══ Extracted entries ══

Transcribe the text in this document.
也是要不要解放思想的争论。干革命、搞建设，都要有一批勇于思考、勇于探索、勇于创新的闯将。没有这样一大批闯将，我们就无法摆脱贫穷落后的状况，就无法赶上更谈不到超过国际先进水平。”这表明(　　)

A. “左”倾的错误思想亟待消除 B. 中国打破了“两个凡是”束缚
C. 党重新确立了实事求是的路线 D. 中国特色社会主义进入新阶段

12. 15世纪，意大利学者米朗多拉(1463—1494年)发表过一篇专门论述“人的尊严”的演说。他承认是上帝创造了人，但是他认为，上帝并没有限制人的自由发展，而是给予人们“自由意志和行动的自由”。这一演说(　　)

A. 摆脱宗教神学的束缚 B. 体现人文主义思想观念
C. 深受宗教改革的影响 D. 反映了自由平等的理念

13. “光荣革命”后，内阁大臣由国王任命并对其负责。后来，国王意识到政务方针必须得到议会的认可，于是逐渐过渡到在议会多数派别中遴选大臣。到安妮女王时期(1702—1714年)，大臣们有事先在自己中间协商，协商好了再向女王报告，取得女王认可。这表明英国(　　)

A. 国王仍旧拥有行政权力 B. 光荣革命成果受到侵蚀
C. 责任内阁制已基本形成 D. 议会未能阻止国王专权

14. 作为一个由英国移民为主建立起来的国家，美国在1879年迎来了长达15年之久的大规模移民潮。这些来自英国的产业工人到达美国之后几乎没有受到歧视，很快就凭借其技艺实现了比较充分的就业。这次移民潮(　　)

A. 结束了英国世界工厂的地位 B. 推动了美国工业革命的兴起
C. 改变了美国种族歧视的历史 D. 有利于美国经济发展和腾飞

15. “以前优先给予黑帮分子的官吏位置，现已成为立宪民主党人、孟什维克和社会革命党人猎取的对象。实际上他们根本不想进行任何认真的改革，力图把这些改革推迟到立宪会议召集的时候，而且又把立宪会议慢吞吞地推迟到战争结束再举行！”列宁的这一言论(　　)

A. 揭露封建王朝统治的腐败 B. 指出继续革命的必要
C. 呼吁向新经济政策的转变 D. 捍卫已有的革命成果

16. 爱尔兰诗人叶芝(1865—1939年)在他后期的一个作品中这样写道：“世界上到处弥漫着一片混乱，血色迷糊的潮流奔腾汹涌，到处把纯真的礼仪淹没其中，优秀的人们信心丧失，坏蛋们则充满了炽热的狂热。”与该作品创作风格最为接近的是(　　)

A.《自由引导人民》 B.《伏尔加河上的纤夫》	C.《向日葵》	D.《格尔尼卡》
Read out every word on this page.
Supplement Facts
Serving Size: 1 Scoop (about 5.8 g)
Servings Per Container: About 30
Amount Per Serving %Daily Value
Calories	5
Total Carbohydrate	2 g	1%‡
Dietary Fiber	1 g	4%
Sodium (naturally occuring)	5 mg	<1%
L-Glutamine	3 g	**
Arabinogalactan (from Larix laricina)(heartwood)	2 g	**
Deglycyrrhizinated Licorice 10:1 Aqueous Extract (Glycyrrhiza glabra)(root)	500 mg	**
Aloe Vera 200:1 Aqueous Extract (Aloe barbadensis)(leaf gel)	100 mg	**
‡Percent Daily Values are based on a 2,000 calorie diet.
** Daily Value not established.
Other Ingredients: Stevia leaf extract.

═══

Find the string "this" in the records, then copy each line where it occurs.

Finished exercise:
Transcribe the text in this document.
Read out every word on this page.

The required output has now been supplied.